### WHAT TO DO
Locate all lines with the word "NaOH". Copy them.

─── DATASET ROWS

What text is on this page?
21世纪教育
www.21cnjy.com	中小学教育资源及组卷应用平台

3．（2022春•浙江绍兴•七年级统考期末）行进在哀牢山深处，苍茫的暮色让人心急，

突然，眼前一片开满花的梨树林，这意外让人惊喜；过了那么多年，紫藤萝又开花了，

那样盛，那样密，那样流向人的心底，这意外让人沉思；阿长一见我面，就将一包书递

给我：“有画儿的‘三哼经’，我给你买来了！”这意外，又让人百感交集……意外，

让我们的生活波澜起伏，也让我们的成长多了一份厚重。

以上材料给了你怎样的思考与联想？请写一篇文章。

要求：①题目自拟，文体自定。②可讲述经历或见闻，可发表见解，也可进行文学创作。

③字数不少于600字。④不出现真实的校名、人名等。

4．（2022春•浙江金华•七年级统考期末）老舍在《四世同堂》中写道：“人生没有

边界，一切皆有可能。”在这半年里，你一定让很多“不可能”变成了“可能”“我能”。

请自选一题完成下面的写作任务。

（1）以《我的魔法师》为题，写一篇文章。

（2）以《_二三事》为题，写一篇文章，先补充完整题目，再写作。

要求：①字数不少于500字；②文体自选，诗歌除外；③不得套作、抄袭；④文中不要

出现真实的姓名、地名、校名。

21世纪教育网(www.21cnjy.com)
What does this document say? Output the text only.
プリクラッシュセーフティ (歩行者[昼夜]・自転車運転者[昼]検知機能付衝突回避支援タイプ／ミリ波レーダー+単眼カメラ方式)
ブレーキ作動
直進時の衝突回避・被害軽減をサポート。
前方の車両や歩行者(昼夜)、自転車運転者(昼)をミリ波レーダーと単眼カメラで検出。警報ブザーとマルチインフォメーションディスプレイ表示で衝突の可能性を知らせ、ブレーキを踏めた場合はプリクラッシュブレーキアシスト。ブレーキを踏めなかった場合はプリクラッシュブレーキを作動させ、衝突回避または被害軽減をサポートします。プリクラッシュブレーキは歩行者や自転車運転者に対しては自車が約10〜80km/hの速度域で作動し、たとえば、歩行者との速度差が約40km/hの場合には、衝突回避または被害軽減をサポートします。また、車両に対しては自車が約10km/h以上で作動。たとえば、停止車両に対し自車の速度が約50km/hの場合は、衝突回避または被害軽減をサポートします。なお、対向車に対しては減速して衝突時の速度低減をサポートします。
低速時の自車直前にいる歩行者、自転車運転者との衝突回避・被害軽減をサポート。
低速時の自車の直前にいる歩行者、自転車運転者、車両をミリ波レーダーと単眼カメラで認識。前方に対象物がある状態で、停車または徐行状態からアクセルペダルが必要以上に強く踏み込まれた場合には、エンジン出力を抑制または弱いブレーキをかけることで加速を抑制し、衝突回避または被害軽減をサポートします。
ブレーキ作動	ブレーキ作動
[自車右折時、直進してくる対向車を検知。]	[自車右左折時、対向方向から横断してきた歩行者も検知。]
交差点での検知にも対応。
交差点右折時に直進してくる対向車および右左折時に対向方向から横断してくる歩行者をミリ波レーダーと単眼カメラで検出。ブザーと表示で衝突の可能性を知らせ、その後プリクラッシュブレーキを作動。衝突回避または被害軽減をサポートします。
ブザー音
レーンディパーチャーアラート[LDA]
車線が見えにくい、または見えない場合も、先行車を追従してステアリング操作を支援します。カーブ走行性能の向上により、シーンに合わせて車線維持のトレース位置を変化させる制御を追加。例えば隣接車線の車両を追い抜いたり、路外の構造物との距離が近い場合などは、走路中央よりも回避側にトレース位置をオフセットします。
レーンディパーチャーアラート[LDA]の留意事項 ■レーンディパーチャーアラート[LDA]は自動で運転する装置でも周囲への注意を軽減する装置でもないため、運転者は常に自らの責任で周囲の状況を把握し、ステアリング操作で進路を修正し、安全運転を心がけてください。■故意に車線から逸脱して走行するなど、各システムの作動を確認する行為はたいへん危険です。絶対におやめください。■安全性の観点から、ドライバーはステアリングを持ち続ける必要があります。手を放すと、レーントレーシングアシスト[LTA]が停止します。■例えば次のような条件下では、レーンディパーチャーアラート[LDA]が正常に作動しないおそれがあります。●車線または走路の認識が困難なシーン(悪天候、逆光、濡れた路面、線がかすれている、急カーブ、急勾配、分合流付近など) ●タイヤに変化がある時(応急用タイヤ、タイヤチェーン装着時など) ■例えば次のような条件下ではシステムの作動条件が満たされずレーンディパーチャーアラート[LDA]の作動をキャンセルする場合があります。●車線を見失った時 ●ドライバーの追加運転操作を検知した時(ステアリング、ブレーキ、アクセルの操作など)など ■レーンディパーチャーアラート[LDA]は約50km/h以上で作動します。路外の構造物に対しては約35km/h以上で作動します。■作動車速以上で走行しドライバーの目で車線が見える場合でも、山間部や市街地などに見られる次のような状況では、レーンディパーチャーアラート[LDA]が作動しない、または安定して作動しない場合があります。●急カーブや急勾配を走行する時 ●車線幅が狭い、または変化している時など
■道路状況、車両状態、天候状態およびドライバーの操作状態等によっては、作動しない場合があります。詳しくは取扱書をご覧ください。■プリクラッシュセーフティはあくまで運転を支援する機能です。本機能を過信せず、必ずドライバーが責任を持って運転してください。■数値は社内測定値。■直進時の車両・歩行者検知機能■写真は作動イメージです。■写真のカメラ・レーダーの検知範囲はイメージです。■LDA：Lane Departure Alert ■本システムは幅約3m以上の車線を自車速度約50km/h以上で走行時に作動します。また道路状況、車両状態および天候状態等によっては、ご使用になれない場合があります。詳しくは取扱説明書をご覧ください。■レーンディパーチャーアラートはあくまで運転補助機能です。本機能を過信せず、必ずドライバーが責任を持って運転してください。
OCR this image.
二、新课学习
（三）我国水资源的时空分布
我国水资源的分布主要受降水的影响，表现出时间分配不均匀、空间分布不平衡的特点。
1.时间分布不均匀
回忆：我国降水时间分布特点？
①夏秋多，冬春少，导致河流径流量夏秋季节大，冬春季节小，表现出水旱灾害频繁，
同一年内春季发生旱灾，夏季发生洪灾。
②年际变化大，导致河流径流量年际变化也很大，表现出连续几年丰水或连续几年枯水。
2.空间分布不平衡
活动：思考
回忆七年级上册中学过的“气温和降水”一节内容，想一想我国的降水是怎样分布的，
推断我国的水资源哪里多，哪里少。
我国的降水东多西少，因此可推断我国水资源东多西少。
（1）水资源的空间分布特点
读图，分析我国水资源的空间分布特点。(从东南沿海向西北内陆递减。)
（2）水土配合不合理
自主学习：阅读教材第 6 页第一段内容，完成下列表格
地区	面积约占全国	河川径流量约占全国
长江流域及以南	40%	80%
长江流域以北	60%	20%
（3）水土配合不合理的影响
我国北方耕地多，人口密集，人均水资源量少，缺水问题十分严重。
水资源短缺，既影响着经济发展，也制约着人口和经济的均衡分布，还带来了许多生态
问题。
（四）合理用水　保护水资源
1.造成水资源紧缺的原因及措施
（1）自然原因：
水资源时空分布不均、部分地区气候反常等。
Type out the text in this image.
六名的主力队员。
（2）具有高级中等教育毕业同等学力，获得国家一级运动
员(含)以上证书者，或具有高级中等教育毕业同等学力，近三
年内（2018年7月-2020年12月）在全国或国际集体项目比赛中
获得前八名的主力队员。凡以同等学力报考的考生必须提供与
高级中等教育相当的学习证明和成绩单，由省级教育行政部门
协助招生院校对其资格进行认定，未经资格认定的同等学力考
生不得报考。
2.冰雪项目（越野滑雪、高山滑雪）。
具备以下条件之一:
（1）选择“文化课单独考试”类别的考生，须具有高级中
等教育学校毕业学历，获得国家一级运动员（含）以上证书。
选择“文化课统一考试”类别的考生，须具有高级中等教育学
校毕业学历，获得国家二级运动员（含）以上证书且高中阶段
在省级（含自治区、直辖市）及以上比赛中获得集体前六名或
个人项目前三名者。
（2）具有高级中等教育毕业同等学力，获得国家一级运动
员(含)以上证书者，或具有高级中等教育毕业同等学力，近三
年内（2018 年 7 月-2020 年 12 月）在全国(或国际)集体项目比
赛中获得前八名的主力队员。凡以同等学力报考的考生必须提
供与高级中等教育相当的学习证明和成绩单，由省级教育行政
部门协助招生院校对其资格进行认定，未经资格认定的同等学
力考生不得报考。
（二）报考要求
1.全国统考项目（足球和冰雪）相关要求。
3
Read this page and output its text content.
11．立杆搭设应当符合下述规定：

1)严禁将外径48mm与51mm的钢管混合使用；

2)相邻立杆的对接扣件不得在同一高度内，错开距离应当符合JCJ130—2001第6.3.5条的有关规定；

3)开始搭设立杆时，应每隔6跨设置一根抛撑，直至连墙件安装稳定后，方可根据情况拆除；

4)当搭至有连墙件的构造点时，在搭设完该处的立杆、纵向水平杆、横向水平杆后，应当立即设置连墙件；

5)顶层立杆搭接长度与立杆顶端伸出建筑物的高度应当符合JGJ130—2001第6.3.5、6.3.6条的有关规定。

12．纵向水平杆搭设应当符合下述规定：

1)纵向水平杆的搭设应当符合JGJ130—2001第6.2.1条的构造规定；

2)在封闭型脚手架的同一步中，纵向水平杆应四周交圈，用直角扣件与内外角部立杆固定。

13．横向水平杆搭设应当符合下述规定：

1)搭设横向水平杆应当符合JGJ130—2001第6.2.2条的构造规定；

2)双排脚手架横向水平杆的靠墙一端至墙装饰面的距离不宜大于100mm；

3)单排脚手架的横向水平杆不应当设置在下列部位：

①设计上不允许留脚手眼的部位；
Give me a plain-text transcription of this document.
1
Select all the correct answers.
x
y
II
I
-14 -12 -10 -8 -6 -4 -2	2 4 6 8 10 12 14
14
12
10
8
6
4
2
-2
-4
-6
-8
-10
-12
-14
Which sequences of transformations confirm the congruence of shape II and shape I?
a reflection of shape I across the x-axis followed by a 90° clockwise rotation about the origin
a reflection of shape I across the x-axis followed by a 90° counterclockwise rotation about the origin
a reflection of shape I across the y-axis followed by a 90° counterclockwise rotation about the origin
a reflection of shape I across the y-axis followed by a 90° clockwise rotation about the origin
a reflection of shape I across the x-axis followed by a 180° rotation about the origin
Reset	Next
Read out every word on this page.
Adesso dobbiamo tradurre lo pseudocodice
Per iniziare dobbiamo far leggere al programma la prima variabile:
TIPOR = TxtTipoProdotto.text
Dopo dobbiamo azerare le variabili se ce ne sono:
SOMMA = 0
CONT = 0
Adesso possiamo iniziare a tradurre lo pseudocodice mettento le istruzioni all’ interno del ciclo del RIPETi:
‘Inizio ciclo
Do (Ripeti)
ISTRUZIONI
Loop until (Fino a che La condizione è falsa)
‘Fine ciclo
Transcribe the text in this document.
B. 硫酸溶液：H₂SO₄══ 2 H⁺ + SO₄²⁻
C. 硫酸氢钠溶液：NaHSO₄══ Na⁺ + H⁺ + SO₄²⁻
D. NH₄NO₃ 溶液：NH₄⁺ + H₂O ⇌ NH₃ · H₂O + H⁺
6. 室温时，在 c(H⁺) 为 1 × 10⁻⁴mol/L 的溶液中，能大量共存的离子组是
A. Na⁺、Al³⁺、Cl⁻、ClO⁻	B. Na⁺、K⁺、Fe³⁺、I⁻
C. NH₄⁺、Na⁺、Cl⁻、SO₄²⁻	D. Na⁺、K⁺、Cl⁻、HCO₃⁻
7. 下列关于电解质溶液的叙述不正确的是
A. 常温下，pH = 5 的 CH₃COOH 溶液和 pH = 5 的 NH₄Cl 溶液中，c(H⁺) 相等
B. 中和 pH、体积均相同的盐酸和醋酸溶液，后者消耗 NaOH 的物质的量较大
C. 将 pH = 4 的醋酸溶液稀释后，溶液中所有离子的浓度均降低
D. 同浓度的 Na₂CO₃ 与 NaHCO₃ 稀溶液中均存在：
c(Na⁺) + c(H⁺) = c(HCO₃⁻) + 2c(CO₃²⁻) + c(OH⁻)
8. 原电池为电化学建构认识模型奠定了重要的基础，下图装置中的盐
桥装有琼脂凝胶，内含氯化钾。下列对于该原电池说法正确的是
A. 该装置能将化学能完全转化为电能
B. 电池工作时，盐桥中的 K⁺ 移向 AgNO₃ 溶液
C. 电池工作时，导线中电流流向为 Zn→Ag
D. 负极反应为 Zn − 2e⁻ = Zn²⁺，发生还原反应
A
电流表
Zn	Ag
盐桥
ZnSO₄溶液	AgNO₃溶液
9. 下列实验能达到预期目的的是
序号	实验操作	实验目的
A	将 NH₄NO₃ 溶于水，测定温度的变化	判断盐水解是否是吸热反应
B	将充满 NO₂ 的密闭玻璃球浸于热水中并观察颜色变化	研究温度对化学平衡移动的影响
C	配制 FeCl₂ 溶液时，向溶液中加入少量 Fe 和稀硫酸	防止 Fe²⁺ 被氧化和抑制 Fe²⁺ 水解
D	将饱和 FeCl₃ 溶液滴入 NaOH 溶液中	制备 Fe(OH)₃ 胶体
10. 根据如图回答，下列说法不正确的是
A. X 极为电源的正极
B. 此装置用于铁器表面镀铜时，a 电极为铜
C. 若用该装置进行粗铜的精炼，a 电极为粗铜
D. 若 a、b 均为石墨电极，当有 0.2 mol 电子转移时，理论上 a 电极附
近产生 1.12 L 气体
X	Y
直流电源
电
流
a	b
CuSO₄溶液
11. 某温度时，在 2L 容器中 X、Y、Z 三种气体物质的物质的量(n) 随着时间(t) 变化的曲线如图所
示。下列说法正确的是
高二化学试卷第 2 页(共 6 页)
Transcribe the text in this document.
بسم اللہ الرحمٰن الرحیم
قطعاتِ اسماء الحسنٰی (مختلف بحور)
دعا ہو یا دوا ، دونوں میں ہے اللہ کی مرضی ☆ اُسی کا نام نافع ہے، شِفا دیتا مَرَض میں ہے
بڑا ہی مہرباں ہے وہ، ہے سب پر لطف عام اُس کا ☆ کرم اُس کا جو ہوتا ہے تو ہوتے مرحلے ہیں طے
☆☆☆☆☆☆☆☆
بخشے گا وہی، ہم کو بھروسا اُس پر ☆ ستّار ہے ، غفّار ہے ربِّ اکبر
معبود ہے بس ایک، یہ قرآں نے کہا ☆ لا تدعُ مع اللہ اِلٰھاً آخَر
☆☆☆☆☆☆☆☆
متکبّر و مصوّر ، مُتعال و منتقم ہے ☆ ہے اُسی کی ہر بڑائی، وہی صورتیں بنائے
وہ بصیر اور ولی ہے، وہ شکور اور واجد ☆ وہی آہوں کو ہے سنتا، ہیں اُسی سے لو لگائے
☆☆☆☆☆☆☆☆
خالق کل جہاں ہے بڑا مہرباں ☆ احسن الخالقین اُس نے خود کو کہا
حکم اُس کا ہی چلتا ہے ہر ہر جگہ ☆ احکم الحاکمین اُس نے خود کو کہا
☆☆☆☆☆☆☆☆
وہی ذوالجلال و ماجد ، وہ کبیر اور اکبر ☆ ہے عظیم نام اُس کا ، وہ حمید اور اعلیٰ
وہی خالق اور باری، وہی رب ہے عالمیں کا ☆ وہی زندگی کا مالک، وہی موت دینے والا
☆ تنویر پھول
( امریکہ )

──────

### WRITTEN ANSWER
B. 中和 pH、体积均相同的盐酸和醋酸溶液，后者消耗 NaOH 的物质的量较大
D	将饱和 FeCl₃ 溶液滴入 NaOH 溶液中	制备 Fe(OH)₃ 胶体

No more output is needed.